[Data entries]
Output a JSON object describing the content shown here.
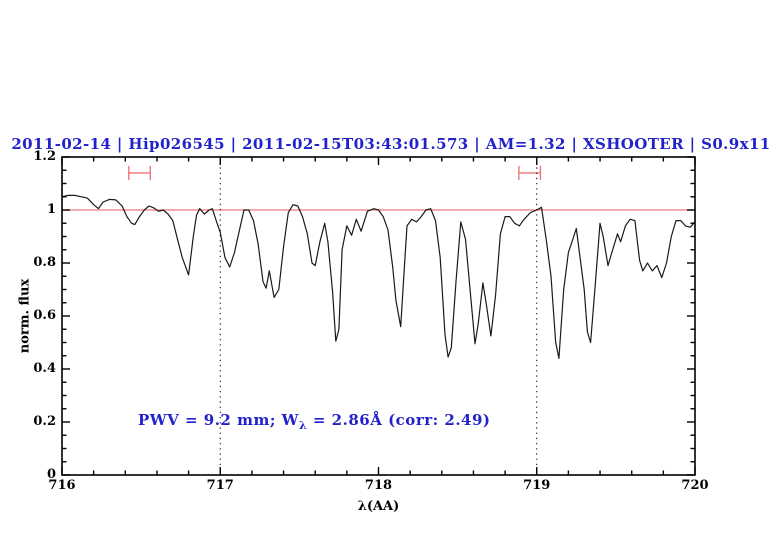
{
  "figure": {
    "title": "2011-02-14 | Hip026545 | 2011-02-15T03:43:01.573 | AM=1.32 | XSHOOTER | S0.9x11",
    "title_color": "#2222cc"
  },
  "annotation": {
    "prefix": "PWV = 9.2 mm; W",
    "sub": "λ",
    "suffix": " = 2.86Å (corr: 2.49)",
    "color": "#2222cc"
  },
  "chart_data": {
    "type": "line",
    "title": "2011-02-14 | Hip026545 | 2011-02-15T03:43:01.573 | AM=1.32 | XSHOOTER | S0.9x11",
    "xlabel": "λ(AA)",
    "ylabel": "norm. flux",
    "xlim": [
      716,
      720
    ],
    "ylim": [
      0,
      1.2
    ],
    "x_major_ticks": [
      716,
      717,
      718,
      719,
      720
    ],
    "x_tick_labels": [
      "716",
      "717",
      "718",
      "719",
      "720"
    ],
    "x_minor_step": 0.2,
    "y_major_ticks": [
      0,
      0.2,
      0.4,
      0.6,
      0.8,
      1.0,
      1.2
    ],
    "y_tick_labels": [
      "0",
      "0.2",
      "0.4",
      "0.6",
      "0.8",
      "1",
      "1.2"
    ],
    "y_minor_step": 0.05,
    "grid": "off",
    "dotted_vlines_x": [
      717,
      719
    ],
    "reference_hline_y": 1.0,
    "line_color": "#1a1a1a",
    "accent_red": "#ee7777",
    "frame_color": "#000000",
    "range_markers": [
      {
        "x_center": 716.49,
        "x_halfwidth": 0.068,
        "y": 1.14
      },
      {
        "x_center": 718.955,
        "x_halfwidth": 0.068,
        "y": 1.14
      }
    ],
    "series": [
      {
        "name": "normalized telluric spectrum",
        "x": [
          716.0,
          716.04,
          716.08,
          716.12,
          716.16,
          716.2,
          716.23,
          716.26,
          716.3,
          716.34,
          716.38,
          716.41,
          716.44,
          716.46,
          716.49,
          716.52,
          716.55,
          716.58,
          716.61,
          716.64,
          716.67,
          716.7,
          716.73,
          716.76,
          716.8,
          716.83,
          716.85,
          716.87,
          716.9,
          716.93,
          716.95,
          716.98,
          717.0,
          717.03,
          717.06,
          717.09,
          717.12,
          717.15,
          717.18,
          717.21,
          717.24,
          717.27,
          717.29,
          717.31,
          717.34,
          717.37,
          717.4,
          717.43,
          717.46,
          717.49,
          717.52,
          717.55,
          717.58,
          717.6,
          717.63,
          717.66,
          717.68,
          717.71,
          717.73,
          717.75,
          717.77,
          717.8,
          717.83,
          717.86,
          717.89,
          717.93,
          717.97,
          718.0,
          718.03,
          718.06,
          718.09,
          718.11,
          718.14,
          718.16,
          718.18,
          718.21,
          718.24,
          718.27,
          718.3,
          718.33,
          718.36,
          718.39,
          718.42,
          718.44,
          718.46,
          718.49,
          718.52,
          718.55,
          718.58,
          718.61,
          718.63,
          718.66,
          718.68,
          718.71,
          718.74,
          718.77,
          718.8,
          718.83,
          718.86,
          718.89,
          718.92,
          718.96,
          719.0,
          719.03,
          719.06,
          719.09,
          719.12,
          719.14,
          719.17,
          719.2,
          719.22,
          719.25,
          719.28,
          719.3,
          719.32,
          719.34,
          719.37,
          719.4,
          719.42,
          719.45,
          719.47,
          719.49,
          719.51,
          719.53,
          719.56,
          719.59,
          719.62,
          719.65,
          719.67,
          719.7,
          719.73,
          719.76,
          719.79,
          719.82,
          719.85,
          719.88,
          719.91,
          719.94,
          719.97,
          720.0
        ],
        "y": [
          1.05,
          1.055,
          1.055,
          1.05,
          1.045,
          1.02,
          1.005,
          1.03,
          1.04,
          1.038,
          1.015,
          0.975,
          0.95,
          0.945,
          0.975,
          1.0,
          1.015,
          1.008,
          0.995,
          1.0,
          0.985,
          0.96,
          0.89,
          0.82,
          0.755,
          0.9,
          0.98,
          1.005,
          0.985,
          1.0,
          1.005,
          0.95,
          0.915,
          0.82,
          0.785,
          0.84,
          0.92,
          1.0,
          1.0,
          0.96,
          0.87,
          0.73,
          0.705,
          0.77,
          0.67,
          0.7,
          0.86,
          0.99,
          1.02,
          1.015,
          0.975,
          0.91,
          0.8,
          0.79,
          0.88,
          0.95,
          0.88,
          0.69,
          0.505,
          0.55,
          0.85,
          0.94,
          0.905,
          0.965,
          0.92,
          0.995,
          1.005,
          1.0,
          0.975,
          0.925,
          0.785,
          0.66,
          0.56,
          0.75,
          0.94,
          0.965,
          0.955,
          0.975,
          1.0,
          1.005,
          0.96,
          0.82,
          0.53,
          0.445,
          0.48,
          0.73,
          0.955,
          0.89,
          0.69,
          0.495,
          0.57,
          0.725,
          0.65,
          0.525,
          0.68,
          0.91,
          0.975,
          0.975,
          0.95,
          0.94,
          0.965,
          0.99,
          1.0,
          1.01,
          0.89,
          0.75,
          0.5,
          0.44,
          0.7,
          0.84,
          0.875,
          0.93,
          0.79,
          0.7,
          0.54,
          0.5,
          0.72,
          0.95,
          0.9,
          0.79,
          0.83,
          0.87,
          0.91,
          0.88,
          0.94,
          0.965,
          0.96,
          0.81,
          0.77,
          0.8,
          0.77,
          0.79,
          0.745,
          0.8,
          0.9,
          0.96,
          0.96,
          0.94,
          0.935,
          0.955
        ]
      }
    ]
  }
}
* * *
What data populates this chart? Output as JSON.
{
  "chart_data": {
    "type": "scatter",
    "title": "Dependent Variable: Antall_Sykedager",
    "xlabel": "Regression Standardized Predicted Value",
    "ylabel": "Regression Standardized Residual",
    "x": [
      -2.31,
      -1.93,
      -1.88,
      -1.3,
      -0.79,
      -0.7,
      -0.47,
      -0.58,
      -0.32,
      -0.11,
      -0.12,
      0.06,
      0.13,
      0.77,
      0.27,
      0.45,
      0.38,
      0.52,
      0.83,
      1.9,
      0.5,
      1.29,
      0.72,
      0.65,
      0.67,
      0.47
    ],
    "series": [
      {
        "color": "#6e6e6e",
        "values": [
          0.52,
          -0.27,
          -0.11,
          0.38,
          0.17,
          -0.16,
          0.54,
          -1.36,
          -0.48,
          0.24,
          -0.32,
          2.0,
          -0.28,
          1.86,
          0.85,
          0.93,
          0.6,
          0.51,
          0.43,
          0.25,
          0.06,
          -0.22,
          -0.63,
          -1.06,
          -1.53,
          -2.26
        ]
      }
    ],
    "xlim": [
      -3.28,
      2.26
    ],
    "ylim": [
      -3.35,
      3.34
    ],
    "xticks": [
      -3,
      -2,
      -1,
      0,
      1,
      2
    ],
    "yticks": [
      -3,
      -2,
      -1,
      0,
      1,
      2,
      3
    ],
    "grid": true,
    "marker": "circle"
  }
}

• Written task:
Each line that has the word "Standardized" should be copied.

• Worked solution:
    "xlabel": "Regression Standardized Predicted Value",
    "ylabel": "Regression Standardized Residual",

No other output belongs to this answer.